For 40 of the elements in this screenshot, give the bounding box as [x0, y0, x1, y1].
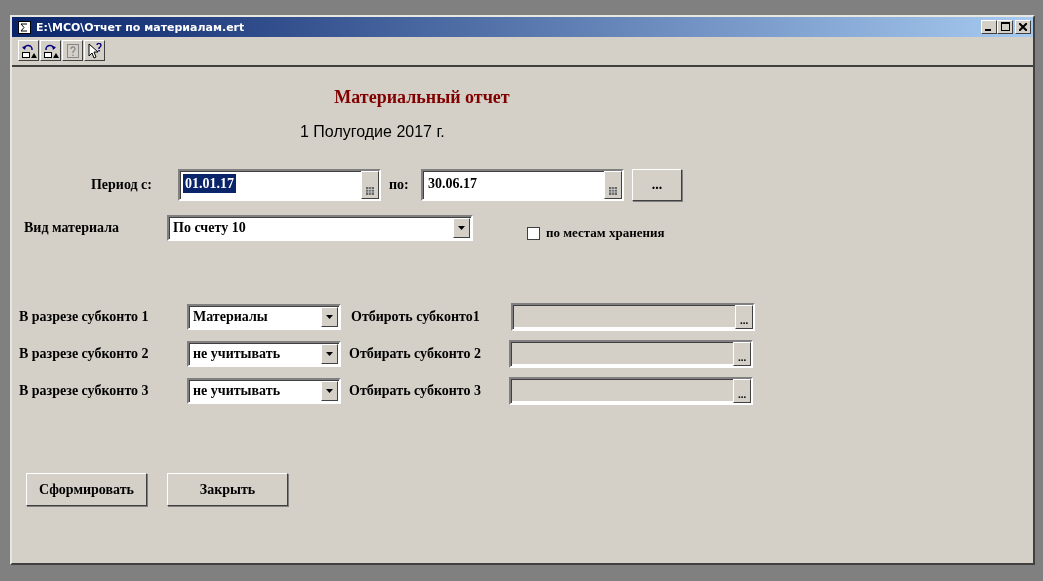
calendar-icon[interactable]	[361, 171, 379, 199]
analytics-label: В разрезе субконто 1	[19, 309, 150, 325]
storage-checkbox[interactable]	[527, 226, 540, 240]
calendar-icon[interactable]	[604, 171, 622, 199]
select-button[interactable]: ...	[733, 342, 751, 366]
close-button[interactable]	[1015, 20, 1031, 34]
minimize-button[interactable]	[981, 20, 997, 34]
generate-button[interactable]: Сформировать	[26, 473, 147, 506]
pointer-help-button[interactable]	[84, 40, 105, 61]
close-form-button[interactable]: Закрыть	[167, 473, 288, 506]
filter-label: Отбирать субконто 3	[349, 383, 483, 399]
period-to-label: по:	[389, 177, 410, 193]
maximize-button[interactable]	[997, 20, 1013, 34]
analytics-label: В разрезе субконто 2	[19, 346, 150, 362]
analytics-dropdown[interactable]: Материалы	[187, 304, 341, 330]
window-title: E:\МСО\Отчет по материалам.ert	[36, 20, 246, 34]
material-label: Вид материала	[24, 220, 120, 236]
period-select-button[interactable]: ...	[632, 169, 682, 201]
date-from-field[interactable]: 01.01.17	[178, 169, 381, 201]
checkbox-label: по местам хранения	[546, 225, 665, 241]
material-dropdown[interactable]: По счету 10	[167, 215, 473, 241]
select-button[interactable]: ...	[735, 305, 753, 329]
period-from-label: Период с:	[90, 177, 152, 193]
maximize-icon	[1000, 22, 1010, 31]
analytics-dropdown[interactable]: не учитывать	[187, 341, 341, 367]
filter-field[interactable]: ...	[511, 303, 755, 331]
undo-button[interactable]	[18, 40, 39, 61]
analytics-dropdown[interactable]: не учитывать	[187, 378, 341, 404]
redo-button[interactable]	[40, 40, 61, 61]
report-heading: Материальный отчет	[333, 87, 511, 108]
analytics-label: В разрезе субконто 3	[19, 383, 150, 399]
filter-label: Отбироть субконто1	[351, 309, 481, 325]
sigma-icon	[18, 20, 31, 34]
filter-label: Отбирать субконто 2	[349, 346, 483, 362]
report-period-text: 1 Полугодие 2017 г.	[300, 123, 446, 141]
date-to-field[interactable]: 30.06.17	[421, 169, 624, 201]
filter-field[interactable]: ...	[509, 340, 753, 368]
close-icon	[1019, 23, 1027, 31]
filter-field[interactable]: ...	[509, 377, 753, 405]
select-button[interactable]: ...	[733, 379, 751, 403]
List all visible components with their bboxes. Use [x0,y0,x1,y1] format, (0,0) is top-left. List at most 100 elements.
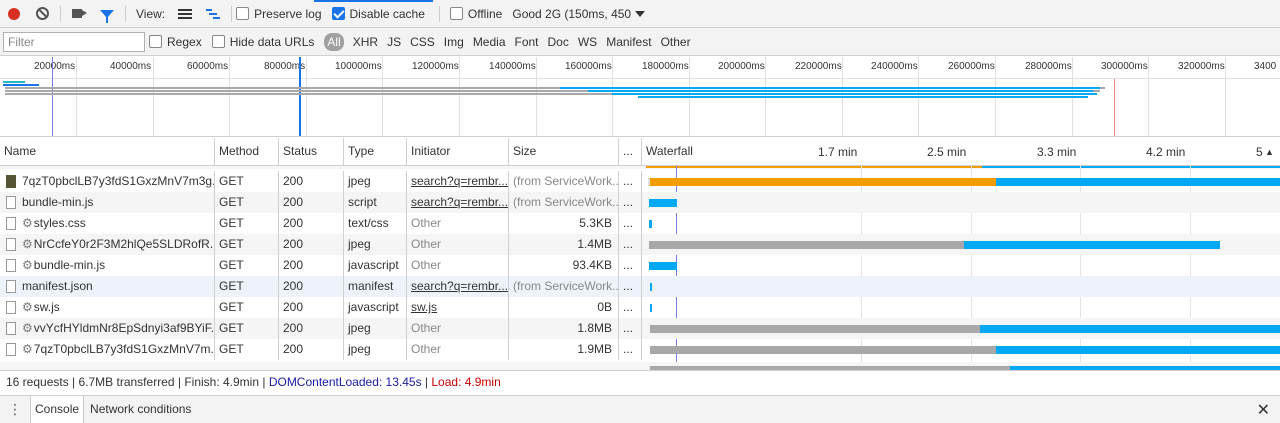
type-filter-media[interactable]: Media [473,35,506,49]
checkbox-box-checked[interactable] [331,7,345,20]
column-header-initiator[interactable]: Initiator [407,138,509,166]
table-row[interactable]: ⚙NrCcfeY0r2F3M2hlQe5SLDRofR... GET 200 j… [0,234,1280,255]
initiator-link[interactable]: sw.js [407,297,509,318]
type-filter-css[interactable]: CSS [410,35,435,49]
status-cell: 200 [279,192,344,213]
record-button[interactable] [0,0,28,28]
overview-grid-line [536,57,537,136]
request-name: NrCcfeY0r2F3M2hlQe5SLDRofR... [33,237,215,251]
column-header-method[interactable]: Method [215,138,279,166]
camera-icon [72,9,87,18]
overview-tick: 280000ms [1025,61,1072,72]
type-filter-js[interactable]: JS [387,35,401,49]
table-row[interactable]: manifest.json GET 200 manifest search?q=… [0,276,1280,297]
table-row[interactable]: ⚙styles.css GET 200 text/css Other 5.3KB… [0,213,1280,234]
type-filter-manifest[interactable]: Manifest [606,35,651,49]
waterfall-bar-queued [650,346,996,354]
initiator-link[interactable]: search?q=rembr... [407,192,509,213]
close-drawer-icon[interactable]: ✕ [1257,400,1270,420]
table-row[interactable]: 7qzT0pbclLB7y3fdS1GxzMnV7m3g... GET 200 … [0,171,1280,192]
tab-network-conditions[interactable]: Network conditions [86,396,195,423]
more-tools-icon[interactable]: ⋮ [0,401,30,418]
checkbox-box[interactable] [211,35,225,48]
type-filter-other[interactable]: Other [661,35,691,49]
column-header-name[interactable]: Name [0,138,215,166]
file-icon [6,280,16,294]
table-row[interactable]: ⚙7qzT0pbclLB7y3fdS1GxzMnV7m... GET 200 j… [0,339,1280,360]
status-cell: 200 [279,213,344,234]
waterfall-bar-download [996,346,1280,354]
throttling-value: Good 2G (150ms, 450 [512,6,632,21]
column-header-type[interactable]: Type [344,138,407,166]
initiator-cell: Other [407,339,509,360]
request-name-cell: ⚙styles.css [0,213,215,234]
request-name-cell: ⚙7qzT0pbclLB7y3fdS1GxzMnV7m... [0,339,215,360]
overview-grid-line [612,57,613,136]
filter-bar: Regex Hide data URLs All XHR JS CSS Img … [0,28,1280,56]
filter-toggle-button[interactable] [93,0,121,28]
offline-label: Offline [467,6,503,21]
overview-grid-line [1148,57,1149,136]
status-cell: 200 [279,318,344,339]
column-header-size[interactable]: Size [509,138,619,166]
divider [231,5,233,22]
capture-screenshots-button[interactable] [65,0,93,28]
waterfall-bar-waiting [650,178,996,186]
method-cell: GET [215,297,279,318]
table-row[interactable]: ⚙sw.js GET 200 javascript sw.js 0B ... [0,297,1280,318]
request-name: 7qzT0pbclLB7y3fdS1GxzMnV7m... [33,342,215,356]
hide-data-urls-checkbox[interactable]: Hide data URLs [211,35,314,49]
network-toolbar: View: Preserve log Disable cache Offline… [0,0,1280,28]
offline-checkbox[interactable]: Offline [449,6,503,21]
overview-tick: 240000ms [871,61,918,72]
type-filter-all[interactable]: All [324,32,344,51]
sort-ascending-icon[interactable]: ▲ [1265,139,1274,165]
column-header-more[interactable]: ... [619,138,642,166]
large-rows-icon[interactable] [178,8,193,19]
checkbox-box[interactable] [236,7,250,20]
disable-cache-label: Disable cache [349,6,425,21]
file-icon [6,322,16,336]
overview-tick: 260000ms [948,61,995,72]
regex-checkbox[interactable]: Regex [149,35,202,49]
overview-grid-line [1225,57,1226,136]
request-name-cell: ⚙NrCcfeY0r2F3M2hlQe5SLDRofR... [0,234,215,255]
tab-console[interactable]: Console [30,396,85,423]
overview-bar [588,90,1093,92]
disable-cache-checkbox[interactable]: Disable cache [331,6,425,21]
overview-bar [638,96,1088,98]
type-cell: jpeg [344,234,407,255]
clear-button[interactable] [28,0,56,28]
checkbox-box[interactable] [449,7,463,20]
overview-selection-marker[interactable] [299,57,301,136]
throttling-select[interactable]: Good 2G (150ms, 450 [512,6,646,21]
table-row[interactable]: ⚙bundle-min.js GET 200 javascript Other … [0,255,1280,276]
column-header-waterfall[interactable]: Waterfall 1.7 min 2.5 min 3.3 min 4.2 mi… [642,138,1280,166]
initiator-link[interactable]: search?q=rembr... [407,171,509,192]
checkbox-box[interactable] [149,35,162,48]
initiator-link[interactable]: search?q=rembr... [407,276,509,297]
type-filter-doc[interactable]: Doc [548,35,569,49]
column-header-status[interactable]: Status [279,138,344,166]
waterfall-tick: 1.7 min [818,145,858,159]
table-row[interactable]: bundle-min.js GET 200 script search?q=re… [0,192,1280,213]
overview-tick: 300000ms [1101,61,1148,72]
overview-tick: 40000ms [110,61,152,72]
more-cell: ... [619,339,642,360]
overview-icon[interactable] [206,8,221,19]
type-filter-font[interactable]: Font [515,35,539,49]
summary-text: 16 requests | 6.7MB transferred | Finish… [6,375,269,389]
type-filter-img[interactable]: Img [444,35,464,49]
request-name: styles.css [33,216,86,230]
initiator-cell: Other [407,318,509,339]
filter-input[interactable] [3,31,145,52]
request-name-cell: bundle-min.js [0,192,215,213]
more-cell: ... [619,255,642,276]
overview-timeline[interactable]: 20000ms 40000ms 60000ms 80000ms 100000ms… [0,57,1280,137]
table-row[interactable]: ⚙vvYcfHYldmNr8EpSdnyi3af9BYiF... GET 200… [0,318,1280,339]
type-filter-xhr[interactable]: XHR [353,35,378,49]
preserve-log-checkbox[interactable]: Preserve log [236,7,322,21]
table-row-clipped [0,362,1280,370]
type-filter-ws[interactable]: WS [578,35,597,49]
gear-icon: ⚙ [22,300,33,314]
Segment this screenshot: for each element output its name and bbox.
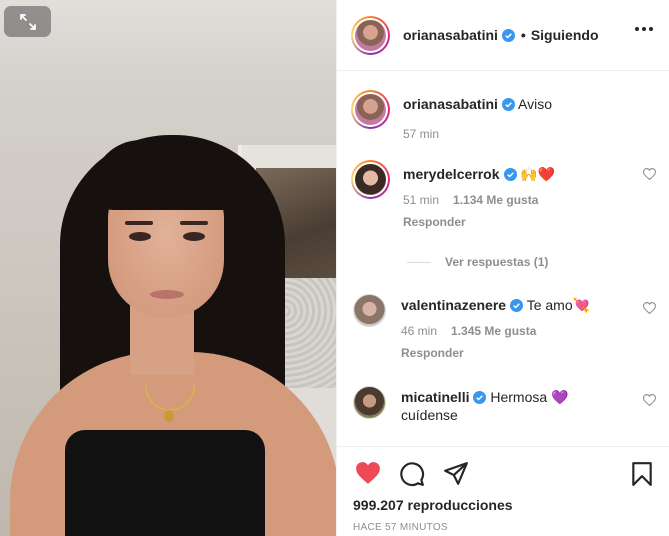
header-separator: • — [520, 27, 526, 43]
comment-likes[interactable]: 1.134 Me gusta — [453, 191, 538, 209]
heart-icon[interactable] — [643, 394, 656, 406]
avatar[interactable] — [351, 15, 390, 55]
comment-icon[interactable] — [399, 461, 425, 487]
view-replies-line — [407, 261, 431, 263]
post-header: orianasabatini • Siguiendo — [337, 0, 669, 71]
post-panel: orianasabatini • Siguiendo orianasabatin… — [336, 0, 669, 536]
follow-button[interactable]: Siguiendo — [531, 27, 599, 43]
caption-time: 57 min — [403, 127, 440, 141]
caption-username[interactable]: orianasabatini — [403, 96, 498, 112]
comment-list[interactable]: orianasabatini Aviso 57 min merydelcerro… — [337, 72, 669, 446]
post-actions: 999.207 reproducciones HACE 57 MINUTOS — [337, 446, 669, 536]
video-brow-right — [180, 221, 208, 225]
comment-avatar-image — [355, 164, 386, 195]
comment-username[interactable]: micatinelli — [401, 389, 469, 405]
verified-icon — [510, 299, 524, 312]
caption-avatar-image — [355, 94, 386, 125]
comment-time: 46 min — [401, 324, 438, 338]
caption: orianasabatini Aviso 57 min — [351, 90, 656, 143]
heart-icon[interactable] — [643, 302, 656, 314]
heart-icon[interactable] — [355, 461, 381, 485]
caption-text: Aviso — [518, 96, 553, 112]
comment-time: 51 min — [403, 193, 440, 207]
verified-icon — [501, 98, 515, 111]
bookmark-icon[interactable] — [631, 461, 653, 487]
video-lips — [150, 290, 184, 299]
video-top — [65, 430, 265, 536]
header-user: orianasabatini • Siguiendo — [403, 27, 599, 43]
avatar-image — [355, 19, 386, 51]
view-replies-button[interactable]: Ver respuestas (1) — [407, 255, 548, 269]
comment-avatar[interactable] — [351, 160, 390, 199]
reply-button[interactable]: Responder — [403, 213, 555, 231]
posted-time: HACE 57 MINUTOS — [353, 522, 448, 533]
share-icon[interactable] — [443, 461, 469, 487]
video-eye-right — [183, 232, 205, 241]
verified-icon — [473, 391, 487, 404]
expand-button[interactable] — [4, 6, 51, 37]
reply-button[interactable]: Responder — [401, 344, 590, 362]
verified-icon — [501, 28, 515, 42]
comment-username[interactable]: valentinazenere — [401, 297, 506, 313]
view-replies-label: Ver respuestas (1) — [445, 255, 549, 269]
comment-item: valentinazenere Te amo💘 46 min 1.345 Me … — [351, 294, 656, 362]
comment-avatar[interactable] — [353, 386, 386, 419]
comment-avatar[interactable] — [353, 294, 386, 327]
video-pendant — [164, 410, 174, 422]
video-eye-left — [129, 232, 151, 241]
comment-text: Hermosa 💜 — [490, 389, 569, 405]
expand-icon — [19, 13, 36, 30]
comment-likes[interactable]: 1.345 Me gusta — [451, 322, 536, 340]
video-brow-left — [125, 221, 153, 225]
comment-text-line2: cuídense — [401, 407, 458, 423]
header-username[interactable]: orianasabatini — [403, 27, 498, 43]
comment-text: Te amo💘 — [526, 297, 591, 313]
more-icon[interactable] — [635, 27, 653, 31]
comment-text: 🙌❤️ — [520, 166, 556, 182]
heart-icon[interactable] — [643, 168, 656, 180]
caption-avatar[interactable] — [351, 90, 390, 129]
comment-item: micatinelli Hermosa 💜 cuídense — [351, 386, 656, 424]
video-bangs — [92, 140, 232, 210]
views-count[interactable]: 999.207 reproducciones — [353, 497, 513, 513]
video-player[interactable] — [0, 0, 336, 536]
comment-username[interactable]: merydelcerrok — [403, 166, 500, 182]
comment-item: merydelcerrok 🙌❤️ 51 min 1.134 Me gusta … — [351, 160, 656, 231]
verified-icon — [503, 168, 517, 181]
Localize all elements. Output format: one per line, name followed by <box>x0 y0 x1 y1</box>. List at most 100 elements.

┄┄┄┄┄┄┄┄┄┄┄┄┄┄┄┄┄┄┄┄

» Set problem
Please copy the rows word for word, beginning at the line that contains "type-filter-media[interactable]: Media [473,35,506,49]" and stopping after the line that contains "status-cell: 200 [279,192,344,213]".

» Result for this task
type-filter-media[interactable]: Media [473,35,506,49]
checkbox-box-checked[interactable] [331,7,345,20]
column-header-initiator[interactable]: Initiator [407,138,509,166]
table-row[interactable]: ⚙NrCcfeY0r2F3M2hlQe5SLDRofR... GET 200 j… [0,234,1280,255]
initiator-link[interactable]: sw.js [407,297,509,318]
type-filter-css[interactable]: CSS [410,35,435,49]
status-cell: 200 [279,192,344,213]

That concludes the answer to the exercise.